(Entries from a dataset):
# # # # #

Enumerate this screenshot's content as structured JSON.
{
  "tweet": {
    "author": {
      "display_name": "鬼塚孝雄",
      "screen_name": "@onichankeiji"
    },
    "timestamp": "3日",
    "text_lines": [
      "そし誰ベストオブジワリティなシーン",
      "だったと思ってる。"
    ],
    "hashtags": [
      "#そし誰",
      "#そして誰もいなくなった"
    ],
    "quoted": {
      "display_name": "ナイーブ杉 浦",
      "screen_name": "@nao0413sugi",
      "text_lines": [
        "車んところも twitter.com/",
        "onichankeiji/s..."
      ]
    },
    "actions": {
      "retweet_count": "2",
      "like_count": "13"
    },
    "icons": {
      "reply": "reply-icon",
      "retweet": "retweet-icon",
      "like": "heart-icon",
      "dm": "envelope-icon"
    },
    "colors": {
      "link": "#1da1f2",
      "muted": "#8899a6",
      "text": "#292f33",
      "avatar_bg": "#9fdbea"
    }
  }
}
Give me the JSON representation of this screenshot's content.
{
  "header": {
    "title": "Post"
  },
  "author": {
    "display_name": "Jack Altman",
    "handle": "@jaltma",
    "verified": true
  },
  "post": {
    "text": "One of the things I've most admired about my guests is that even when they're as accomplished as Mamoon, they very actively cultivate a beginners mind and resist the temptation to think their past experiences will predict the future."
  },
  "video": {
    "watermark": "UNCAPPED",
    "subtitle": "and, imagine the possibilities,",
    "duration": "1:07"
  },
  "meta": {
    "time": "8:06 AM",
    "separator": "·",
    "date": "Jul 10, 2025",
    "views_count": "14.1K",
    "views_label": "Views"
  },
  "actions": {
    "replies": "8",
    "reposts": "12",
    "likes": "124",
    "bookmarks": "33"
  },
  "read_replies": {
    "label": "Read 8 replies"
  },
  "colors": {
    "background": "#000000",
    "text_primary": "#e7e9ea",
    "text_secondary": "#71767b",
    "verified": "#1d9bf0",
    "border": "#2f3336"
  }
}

# # # # #

(YOUR TASK): Look above for the line containing "Give me the"; copy from it through the last line, exactly, and nothing more.

(ANSWER IN FULL):
Give me the JSON representation of this screenshot's content.
{
  "header": {
    "title": "Post"
  },
  "author": {
    "display_name": "Jack Altman",
    "handle": "@jaltma",
    "verified": true
  },
  "post": {
    "text": "One of the things I've most admired about my guests is that even when they're as accomplished as Mamoon, they very actively cultivate a beginners mind and resist the temptation to think their past experiences will predict the future."
  },
  "video": {
    "watermark": "UNCAPPED",
    "subtitle": "and, imagine the possibilities,",
    "duration": "1:07"
  },
  "meta": {
    "time": "8:06 AM",
    "separator": "·",
    "date": "Jul 10, 2025",
    "views_count": "14.1K",
    "views_label": "Views"
  },
  "actions": {
    "replies": "8",
    "reposts": "12",
    "likes": "124",
    "bookmarks": "33"
  },
  "read_replies": {
    "label": "Read 8 replies"
  },
  "colors": {
    "background": "#000000",
    "text_primary": "#e7e9ea",
    "text_secondary": "#71767b",
    "verified": "#1d9bf0",
    "border": "#2f3336"
  }
}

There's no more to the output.